Work instructions. For each line below that contains the word "tjänster", return that line.

Page content records
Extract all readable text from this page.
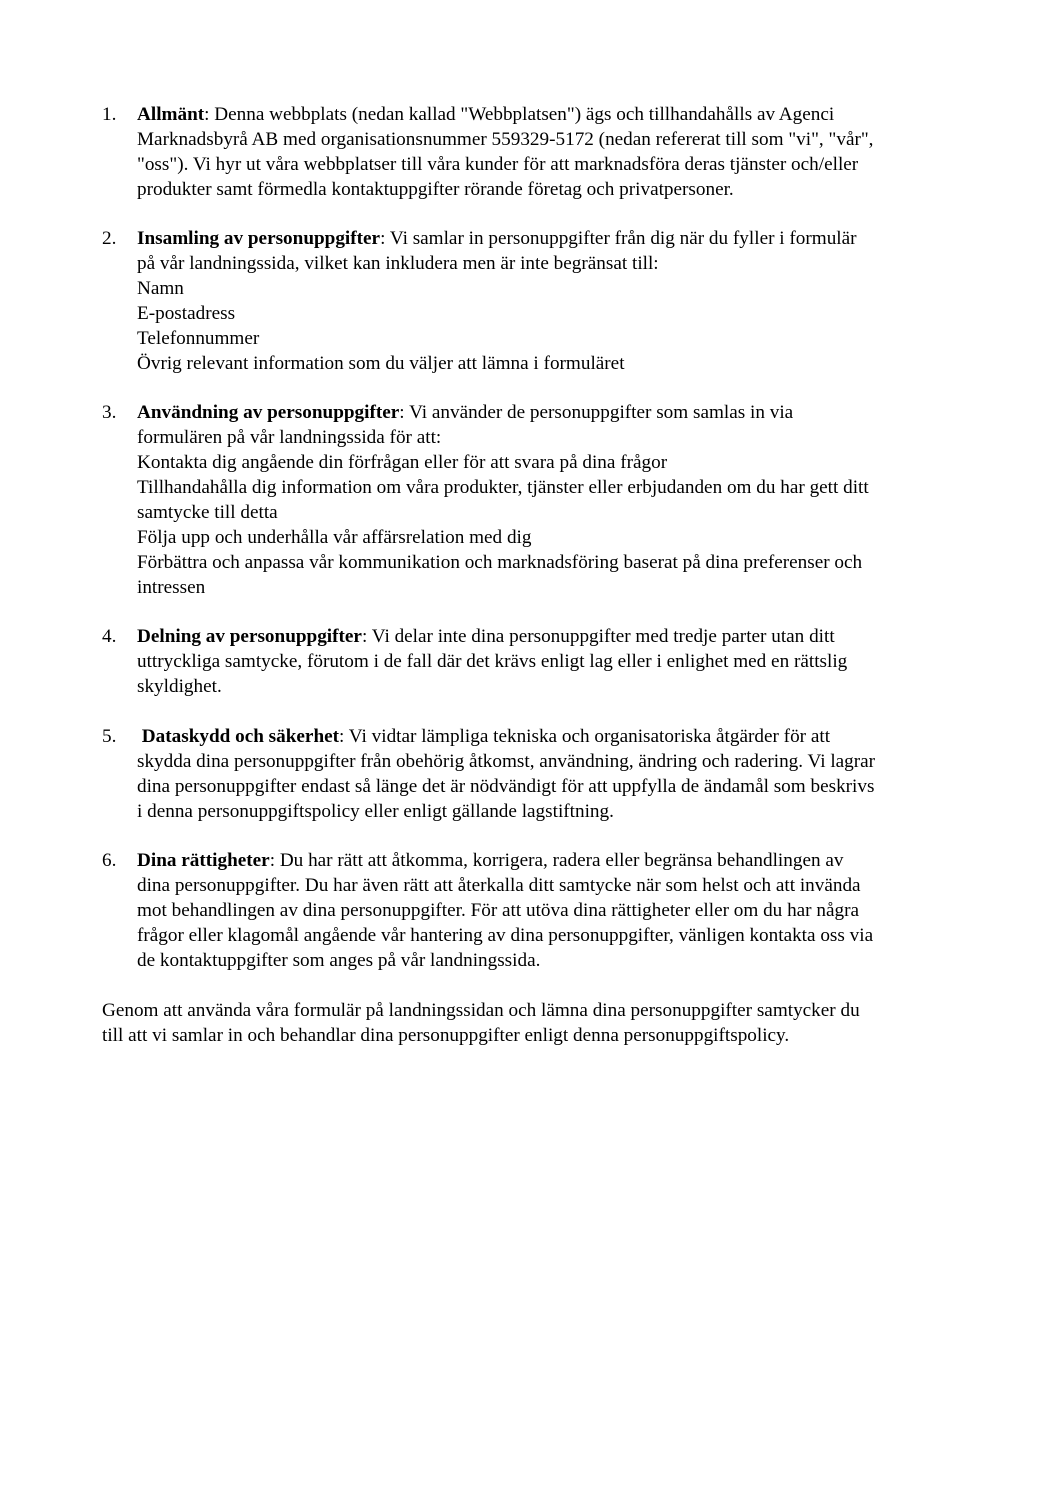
1.	Allmänt: Denna webbplats (nedan kallad "Webbplatsen") ägs och tillhandahålls av Agenci
Marknadsbyrå AB med organisationsnummer 559329-5172 (nedan refererat till som "vi", "vår",
"oss"). Vi hyr ut våra webbplatser till våra kunder för att marknadsföra deras tjänster och/eller
produkter samt förmedla kontaktuppgifter rörande företag och privatpersoner.
2.	Insamling av personuppgifter: Vi samlar in personuppgifter från dig när du fyller i formulär
på vår landningssida, vilket kan inkludera men är inte begränsat till:
Namn
E-postadress
Telefonnummer
Övrig relevant information som du väljer att lämna i formuläret
3.	Användning av personuppgifter: Vi använder de personuppgifter som samlas in via
formulären på vår landningssida för att:
Kontakta dig angående din förfrågan eller för att svara på dina frågor
Tillhandahålla dig information om våra produkter, tjänster eller erbjudanden om du har gett ditt
samtycke till detta
Följa upp och underhålla vår affärsrelation med dig
Förbättra och anpassa vår kommunikation och marknadsföring baserat på dina preferenser och
intressen
4.	Delning av personuppgifter: Vi delar inte dina personuppgifter med tredje parter utan ditt
uttryckliga samtycke, förutom i de fall där det krävs enligt lag eller i enlighet med en rättslig
skyldighet.
5.	Dataskydd och säkerhet: Vi vidtar lämpliga tekniska och organisatoriska åtgärder för att
skydda dina personuppgifter från obehörig åtkomst, användning, ändring och radering. Vi lagrar
dina personuppgifter endast så länge det är nödvändigt för att uppfylla de ändamål som beskrivs
i denna personuppgiftspolicy eller enligt gällande lagstiftning.
6.	Dina rättigheter: Du har rätt att åtkomma, korrigera, radera eller begränsa behandlingen av
dina personuppgifter. Du har även rätt att återkalla ditt samtycke när som helst och att invända
mot behandlingen av dina personuppgifter. För att utöva dina rättigheter eller om du har några
frågor eller klagomål angående vår hantering av dina personuppgifter, vänligen kontakta oss via
de kontaktuppgifter som anges på vår landningssida.
Genom att använda våra formulär på landningssidan och lämna dina personuppgifter samtycker du
till att vi samlar in och behandlar dina personuppgifter enligt denna personuppgiftspolicy.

Task output.
"oss"). Vi hyr ut våra webbplatser till våra kunder för att marknadsföra deras tjänster och/eller
Tillhandahålla dig information om våra produkter, tjänster eller erbjudanden om du har gett ditt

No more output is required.